* begin *

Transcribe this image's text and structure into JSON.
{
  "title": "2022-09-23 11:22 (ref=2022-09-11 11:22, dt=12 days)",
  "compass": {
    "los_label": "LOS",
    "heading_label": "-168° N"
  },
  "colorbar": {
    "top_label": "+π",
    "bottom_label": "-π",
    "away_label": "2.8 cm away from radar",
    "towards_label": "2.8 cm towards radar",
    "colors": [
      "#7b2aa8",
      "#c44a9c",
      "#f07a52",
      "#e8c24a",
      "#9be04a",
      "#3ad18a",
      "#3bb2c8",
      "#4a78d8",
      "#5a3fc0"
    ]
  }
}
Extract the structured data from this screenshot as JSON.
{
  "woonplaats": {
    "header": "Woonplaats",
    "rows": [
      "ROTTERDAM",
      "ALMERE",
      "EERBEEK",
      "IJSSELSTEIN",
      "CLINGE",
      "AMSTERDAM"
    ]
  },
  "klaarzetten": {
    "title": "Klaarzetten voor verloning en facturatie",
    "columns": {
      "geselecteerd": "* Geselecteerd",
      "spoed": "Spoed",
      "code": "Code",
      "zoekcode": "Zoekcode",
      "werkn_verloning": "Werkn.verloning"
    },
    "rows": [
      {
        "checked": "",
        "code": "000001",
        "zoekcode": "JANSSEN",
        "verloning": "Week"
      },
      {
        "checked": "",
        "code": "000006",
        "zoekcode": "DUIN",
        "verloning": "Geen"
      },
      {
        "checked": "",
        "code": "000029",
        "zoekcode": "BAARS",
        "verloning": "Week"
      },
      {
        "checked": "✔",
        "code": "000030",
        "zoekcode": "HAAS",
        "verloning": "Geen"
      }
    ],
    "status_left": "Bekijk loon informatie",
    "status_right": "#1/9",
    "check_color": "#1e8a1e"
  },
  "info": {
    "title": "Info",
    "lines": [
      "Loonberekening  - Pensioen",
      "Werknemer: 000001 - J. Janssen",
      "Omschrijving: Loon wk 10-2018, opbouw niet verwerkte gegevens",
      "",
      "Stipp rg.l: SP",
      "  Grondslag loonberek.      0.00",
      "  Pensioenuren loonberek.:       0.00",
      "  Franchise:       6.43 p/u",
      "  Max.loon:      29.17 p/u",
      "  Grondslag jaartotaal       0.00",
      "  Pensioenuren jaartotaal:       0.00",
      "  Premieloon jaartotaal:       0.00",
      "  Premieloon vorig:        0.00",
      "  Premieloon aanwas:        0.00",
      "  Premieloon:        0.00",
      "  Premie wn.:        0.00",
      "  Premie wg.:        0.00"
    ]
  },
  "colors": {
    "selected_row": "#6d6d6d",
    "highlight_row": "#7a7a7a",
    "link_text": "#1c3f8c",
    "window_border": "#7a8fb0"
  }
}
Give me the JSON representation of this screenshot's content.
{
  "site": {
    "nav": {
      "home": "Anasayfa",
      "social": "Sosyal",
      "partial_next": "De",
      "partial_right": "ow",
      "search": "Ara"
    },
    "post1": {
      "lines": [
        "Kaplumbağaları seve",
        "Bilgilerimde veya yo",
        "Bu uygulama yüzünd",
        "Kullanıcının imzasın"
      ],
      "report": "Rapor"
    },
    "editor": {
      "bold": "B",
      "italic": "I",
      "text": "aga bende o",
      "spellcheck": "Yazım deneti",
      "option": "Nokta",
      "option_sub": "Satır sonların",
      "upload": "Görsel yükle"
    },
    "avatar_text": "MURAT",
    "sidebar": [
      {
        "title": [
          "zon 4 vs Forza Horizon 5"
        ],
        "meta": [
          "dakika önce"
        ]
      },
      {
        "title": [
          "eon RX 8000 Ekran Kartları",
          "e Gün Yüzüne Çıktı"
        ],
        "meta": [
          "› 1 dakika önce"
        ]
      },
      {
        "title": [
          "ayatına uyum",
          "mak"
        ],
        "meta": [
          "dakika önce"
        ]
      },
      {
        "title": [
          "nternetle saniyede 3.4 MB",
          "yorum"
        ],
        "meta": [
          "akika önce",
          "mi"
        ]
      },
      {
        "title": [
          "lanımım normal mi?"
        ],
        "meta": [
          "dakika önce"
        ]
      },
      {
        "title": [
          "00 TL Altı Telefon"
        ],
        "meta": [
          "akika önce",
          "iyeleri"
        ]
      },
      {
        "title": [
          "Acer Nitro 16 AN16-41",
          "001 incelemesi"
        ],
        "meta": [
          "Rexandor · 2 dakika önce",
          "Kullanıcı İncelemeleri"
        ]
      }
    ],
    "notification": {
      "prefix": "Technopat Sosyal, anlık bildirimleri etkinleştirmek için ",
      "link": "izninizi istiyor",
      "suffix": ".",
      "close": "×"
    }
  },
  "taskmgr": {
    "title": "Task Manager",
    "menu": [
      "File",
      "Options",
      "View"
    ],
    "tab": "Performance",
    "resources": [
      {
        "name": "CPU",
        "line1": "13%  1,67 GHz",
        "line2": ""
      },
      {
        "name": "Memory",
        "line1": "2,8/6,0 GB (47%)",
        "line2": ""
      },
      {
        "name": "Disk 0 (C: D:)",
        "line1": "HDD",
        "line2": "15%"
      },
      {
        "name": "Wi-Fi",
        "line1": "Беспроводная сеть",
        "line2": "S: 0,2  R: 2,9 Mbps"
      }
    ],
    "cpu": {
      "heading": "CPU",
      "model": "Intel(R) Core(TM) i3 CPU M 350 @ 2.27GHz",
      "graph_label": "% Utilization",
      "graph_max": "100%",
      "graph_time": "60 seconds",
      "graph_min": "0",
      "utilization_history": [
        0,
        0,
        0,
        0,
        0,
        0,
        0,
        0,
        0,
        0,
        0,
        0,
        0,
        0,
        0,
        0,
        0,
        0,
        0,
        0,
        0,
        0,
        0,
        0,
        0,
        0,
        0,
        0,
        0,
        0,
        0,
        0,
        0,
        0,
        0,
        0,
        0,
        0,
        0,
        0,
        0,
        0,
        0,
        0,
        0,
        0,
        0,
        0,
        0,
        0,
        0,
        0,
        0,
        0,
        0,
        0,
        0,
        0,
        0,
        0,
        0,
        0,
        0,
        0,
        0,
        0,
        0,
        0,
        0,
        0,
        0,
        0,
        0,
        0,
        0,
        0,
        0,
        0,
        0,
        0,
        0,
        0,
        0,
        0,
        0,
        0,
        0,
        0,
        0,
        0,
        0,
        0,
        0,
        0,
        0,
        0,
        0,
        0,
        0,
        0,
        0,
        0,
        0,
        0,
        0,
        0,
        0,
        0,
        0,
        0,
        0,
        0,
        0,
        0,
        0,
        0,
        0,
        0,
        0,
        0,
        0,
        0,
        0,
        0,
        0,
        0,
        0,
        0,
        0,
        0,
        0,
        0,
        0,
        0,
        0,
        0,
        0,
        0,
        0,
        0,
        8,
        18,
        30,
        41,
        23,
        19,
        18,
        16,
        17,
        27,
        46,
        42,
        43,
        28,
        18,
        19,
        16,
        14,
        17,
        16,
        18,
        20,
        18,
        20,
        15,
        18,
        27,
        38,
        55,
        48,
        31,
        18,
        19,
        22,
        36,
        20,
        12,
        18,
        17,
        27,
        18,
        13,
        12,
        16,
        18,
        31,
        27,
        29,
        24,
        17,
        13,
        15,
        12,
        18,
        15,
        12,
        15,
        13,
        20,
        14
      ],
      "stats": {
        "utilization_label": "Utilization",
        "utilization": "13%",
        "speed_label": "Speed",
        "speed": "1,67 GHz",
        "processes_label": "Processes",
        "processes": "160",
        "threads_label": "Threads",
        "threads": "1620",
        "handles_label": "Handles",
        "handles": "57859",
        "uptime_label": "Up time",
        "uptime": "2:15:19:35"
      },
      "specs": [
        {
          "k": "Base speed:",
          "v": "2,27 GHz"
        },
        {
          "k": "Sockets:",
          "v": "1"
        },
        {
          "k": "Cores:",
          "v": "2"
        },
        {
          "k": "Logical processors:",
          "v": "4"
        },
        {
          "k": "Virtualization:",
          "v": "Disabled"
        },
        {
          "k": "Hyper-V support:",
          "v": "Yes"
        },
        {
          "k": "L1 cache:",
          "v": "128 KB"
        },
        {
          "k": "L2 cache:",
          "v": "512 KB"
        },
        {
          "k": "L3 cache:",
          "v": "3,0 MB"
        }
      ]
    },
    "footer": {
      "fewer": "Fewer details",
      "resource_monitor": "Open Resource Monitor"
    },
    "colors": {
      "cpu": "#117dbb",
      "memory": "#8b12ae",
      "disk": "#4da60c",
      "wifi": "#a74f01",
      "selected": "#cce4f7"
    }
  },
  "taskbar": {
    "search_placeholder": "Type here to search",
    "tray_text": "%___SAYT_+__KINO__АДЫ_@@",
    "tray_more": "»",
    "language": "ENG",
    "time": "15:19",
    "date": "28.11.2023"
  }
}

* end *

*WHAT TO WORK ON*. State the number of lines in the records that include "Premieloon", and write nothing else.

*OUTPUT OF THE EXERCISE*. 4